__Data provided__
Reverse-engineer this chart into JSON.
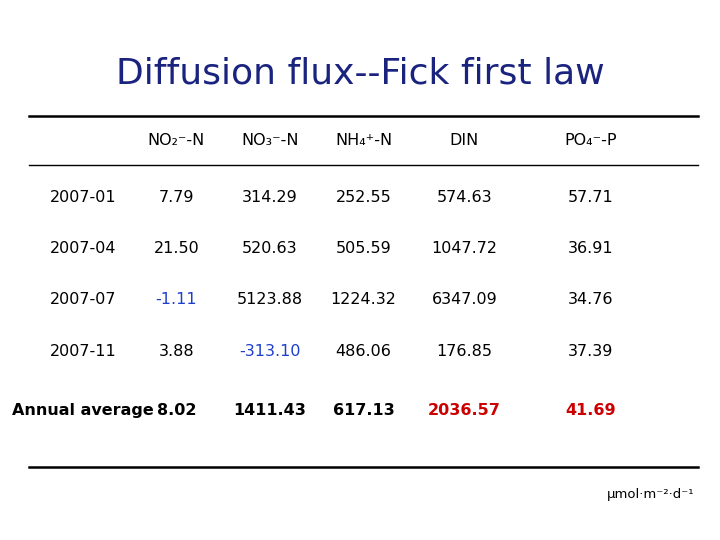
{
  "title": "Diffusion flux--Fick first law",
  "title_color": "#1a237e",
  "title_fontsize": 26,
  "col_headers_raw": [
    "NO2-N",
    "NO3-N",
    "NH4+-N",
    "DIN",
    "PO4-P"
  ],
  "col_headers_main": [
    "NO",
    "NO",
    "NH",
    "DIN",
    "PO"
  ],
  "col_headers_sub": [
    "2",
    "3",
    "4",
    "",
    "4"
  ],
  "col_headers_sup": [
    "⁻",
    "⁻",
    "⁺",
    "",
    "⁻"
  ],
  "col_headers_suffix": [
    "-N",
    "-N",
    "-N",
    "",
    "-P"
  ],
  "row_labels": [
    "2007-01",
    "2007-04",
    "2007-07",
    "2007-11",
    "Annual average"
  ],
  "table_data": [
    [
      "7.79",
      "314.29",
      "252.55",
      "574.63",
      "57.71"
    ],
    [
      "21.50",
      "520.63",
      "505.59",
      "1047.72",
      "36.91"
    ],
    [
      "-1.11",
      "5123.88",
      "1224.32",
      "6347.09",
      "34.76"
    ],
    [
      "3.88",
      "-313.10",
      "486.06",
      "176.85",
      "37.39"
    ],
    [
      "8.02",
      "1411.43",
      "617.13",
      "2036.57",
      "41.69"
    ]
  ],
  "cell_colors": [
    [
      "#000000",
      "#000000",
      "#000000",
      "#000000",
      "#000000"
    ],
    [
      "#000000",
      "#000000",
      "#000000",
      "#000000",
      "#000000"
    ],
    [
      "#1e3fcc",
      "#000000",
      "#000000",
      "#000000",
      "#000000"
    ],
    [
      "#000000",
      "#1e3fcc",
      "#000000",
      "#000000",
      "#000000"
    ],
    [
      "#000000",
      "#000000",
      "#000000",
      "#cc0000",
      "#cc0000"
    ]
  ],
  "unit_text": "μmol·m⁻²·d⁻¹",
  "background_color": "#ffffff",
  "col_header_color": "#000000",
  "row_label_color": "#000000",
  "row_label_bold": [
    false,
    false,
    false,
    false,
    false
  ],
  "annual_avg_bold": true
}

__Work to be completed__
Write the lines above out again exactly, without any of their pictures.

__Task result__
Reverse-engineer this chart into JSON.
{
  "title": "Diffusion flux--Fick first law",
  "title_color": "#1a237e",
  "title_fontsize": 26,
  "col_headers_raw": [
    "NO2-N",
    "NO3-N",
    "NH4+-N",
    "DIN",
    "PO4-P"
  ],
  "col_headers_main": [
    "NO",
    "NO",
    "NH",
    "DIN",
    "PO"
  ],
  "col_headers_sub": [
    "2",
    "3",
    "4",
    "",
    "4"
  ],
  "col_headers_sup": [
    "⁻",
    "⁻",
    "⁺",
    "",
    "⁻"
  ],
  "col_headers_suffix": [
    "-N",
    "-N",
    "-N",
    "",
    "-P"
  ],
  "row_labels": [
    "2007-01",
    "2007-04",
    "2007-07",
    "2007-11",
    "Annual average"
  ],
  "table_data": [
    [
      "7.79",
      "314.29",
      "252.55",
      "574.63",
      "57.71"
    ],
    [
      "21.50",
      "520.63",
      "505.59",
      "1047.72",
      "36.91"
    ],
    [
      "-1.11",
      "5123.88",
      "1224.32",
      "6347.09",
      "34.76"
    ],
    [
      "3.88",
      "-313.10",
      "486.06",
      "176.85",
      "37.39"
    ],
    [
      "8.02",
      "1411.43",
      "617.13",
      "2036.57",
      "41.69"
    ]
  ],
  "cell_colors": [
    [
      "#000000",
      "#000000",
      "#000000",
      "#000000",
      "#000000"
    ],
    [
      "#000000",
      "#000000",
      "#000000",
      "#000000",
      "#000000"
    ],
    [
      "#1e3fcc",
      "#000000",
      "#000000",
      "#000000",
      "#000000"
    ],
    [
      "#000000",
      "#1e3fcc",
      "#000000",
      "#000000",
      "#000000"
    ],
    [
      "#000000",
      "#000000",
      "#000000",
      "#cc0000",
      "#cc0000"
    ]
  ],
  "unit_text": "μmol·m⁻²·d⁻¹",
  "background_color": "#ffffff",
  "col_header_color": "#000000",
  "row_label_color": "#000000",
  "row_label_bold": [
    false,
    false,
    false,
    false,
    false
  ],
  "annual_avg_bold": true
}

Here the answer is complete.